[START DATA SECTION]
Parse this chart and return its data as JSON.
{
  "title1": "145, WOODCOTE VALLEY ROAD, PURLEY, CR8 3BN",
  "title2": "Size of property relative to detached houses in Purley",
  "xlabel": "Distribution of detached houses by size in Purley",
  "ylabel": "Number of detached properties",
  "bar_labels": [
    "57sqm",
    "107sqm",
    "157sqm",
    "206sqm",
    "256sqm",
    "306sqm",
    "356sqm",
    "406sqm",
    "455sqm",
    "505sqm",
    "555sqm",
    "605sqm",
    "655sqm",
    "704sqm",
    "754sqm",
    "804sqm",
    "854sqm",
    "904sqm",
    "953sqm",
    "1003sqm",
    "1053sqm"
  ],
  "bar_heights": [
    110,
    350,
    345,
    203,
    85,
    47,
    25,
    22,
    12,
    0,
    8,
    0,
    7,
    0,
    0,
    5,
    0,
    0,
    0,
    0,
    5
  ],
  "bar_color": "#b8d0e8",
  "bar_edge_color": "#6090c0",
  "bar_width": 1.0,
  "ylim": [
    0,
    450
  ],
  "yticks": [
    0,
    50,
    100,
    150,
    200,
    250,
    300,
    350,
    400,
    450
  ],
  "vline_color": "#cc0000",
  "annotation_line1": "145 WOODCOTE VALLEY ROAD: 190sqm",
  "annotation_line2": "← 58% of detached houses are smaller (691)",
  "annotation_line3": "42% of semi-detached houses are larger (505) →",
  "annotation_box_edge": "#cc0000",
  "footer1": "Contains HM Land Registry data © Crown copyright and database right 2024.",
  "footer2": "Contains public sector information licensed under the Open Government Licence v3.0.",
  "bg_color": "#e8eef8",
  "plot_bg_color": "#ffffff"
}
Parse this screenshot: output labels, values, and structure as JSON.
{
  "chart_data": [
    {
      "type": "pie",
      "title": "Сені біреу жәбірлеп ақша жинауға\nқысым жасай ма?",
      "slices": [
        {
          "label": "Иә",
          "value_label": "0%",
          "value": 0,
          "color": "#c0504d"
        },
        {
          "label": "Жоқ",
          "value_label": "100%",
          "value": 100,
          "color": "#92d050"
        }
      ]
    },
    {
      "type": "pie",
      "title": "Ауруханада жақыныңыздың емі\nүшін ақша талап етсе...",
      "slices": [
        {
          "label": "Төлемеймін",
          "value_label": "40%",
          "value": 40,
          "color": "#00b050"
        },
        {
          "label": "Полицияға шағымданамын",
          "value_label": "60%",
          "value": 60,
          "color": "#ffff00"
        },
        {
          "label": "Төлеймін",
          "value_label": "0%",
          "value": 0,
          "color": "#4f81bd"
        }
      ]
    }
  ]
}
[END DATA SECTION]
* YOUR OBJECTIVE *
Give the number of lines in the listing above that hold the string "JSON", with nothing else.

* EXERCISE SOLUTION *
2